[TO DO] Show every line of the records below that contains the word "зеленый".

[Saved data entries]
----
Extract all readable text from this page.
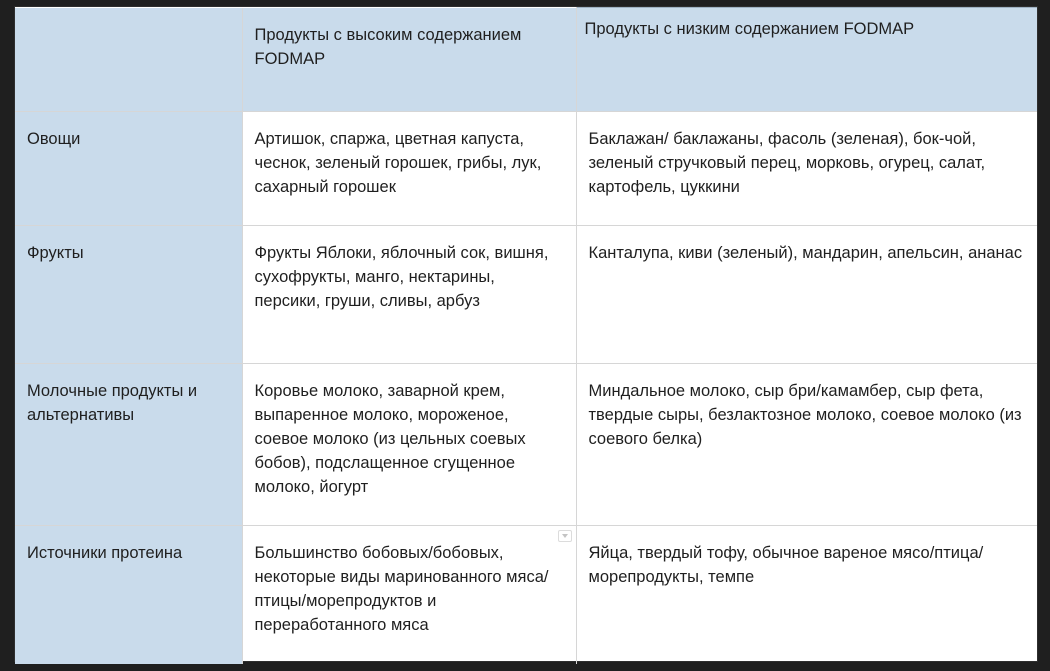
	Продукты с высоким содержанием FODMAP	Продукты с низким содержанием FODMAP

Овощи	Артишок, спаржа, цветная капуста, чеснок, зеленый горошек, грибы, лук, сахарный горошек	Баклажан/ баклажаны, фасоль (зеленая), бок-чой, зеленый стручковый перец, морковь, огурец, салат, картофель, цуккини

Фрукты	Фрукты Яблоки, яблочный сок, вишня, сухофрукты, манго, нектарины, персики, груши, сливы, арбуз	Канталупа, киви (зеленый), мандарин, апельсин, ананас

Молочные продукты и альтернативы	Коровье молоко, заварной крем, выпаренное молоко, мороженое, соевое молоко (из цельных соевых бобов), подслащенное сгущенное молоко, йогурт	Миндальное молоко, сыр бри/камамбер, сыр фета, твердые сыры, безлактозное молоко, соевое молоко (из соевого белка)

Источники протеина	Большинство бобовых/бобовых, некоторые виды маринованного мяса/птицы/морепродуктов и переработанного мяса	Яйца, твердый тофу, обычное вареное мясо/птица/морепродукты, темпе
----
[WRITTEN RESPONSE]
Овощи	Артишок, спаржа, цветная капуста, чеснок, зеленый горошек, грибы, лук, сахарный горошек	Баклажан/ баклажаны, фасоль (зеленая), бок-чой, зеленый стручковый перец, морковь, огурец, салат, картофель, цуккини
Фрукты	Фрукты Яблоки, яблочный сок, вишня, сухофрукты, манго, нектарины, персики, груши, сливы, арбуз	Канталупа, киви (зеленый), мандарин, апельсин, ананас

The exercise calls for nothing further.